State the number of lines in these records holding "text". Say nothing more.

## start

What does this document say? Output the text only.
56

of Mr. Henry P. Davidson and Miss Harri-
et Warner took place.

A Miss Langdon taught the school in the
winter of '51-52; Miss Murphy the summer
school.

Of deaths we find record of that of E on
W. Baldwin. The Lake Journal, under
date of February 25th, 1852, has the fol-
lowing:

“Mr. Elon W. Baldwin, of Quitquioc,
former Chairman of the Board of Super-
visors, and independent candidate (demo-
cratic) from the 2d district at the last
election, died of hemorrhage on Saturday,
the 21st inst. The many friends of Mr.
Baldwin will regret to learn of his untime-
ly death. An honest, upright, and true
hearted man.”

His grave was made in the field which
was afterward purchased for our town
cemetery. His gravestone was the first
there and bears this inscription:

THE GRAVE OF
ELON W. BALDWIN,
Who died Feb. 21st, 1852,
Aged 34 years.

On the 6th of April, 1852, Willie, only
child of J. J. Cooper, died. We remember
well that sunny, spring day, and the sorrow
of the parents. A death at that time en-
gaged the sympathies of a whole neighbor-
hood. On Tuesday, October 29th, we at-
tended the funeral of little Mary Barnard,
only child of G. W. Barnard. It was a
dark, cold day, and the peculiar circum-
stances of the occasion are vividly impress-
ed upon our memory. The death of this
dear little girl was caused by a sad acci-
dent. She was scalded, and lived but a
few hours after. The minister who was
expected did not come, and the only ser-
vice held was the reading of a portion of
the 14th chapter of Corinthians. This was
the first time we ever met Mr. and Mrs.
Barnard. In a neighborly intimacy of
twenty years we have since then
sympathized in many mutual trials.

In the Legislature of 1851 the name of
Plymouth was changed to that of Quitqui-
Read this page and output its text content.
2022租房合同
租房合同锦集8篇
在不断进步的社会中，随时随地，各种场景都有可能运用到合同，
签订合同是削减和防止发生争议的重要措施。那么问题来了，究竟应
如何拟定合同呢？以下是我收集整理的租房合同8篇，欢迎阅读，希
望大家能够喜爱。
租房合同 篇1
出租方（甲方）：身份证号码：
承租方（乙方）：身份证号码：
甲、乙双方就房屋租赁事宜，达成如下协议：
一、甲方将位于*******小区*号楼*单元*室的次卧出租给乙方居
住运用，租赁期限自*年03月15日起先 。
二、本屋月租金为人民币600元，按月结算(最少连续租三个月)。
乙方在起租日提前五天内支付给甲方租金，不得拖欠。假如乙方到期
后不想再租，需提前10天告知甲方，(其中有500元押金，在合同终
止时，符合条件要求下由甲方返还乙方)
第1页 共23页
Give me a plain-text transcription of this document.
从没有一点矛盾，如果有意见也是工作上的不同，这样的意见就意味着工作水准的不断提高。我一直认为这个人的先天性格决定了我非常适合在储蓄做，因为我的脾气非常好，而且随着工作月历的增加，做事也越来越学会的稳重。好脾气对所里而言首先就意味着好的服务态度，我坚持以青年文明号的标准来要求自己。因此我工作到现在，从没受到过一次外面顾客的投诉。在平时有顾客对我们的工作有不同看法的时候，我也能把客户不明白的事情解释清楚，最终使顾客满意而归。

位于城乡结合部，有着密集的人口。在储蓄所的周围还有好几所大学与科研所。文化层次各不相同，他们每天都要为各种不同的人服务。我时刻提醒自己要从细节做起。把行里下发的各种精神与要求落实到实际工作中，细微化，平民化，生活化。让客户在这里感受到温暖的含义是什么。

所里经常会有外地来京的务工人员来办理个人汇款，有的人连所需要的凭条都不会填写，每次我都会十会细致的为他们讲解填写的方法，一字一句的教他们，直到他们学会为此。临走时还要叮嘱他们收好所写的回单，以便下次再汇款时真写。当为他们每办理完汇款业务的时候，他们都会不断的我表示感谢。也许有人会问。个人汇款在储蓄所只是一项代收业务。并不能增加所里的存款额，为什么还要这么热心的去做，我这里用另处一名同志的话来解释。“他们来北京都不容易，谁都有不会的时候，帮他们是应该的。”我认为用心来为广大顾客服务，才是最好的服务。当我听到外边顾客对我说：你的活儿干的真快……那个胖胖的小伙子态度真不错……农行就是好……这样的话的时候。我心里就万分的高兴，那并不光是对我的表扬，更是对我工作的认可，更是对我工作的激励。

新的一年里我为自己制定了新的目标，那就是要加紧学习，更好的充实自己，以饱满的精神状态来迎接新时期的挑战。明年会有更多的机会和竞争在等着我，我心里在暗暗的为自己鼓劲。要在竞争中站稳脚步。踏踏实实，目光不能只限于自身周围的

## end

Correct answer
3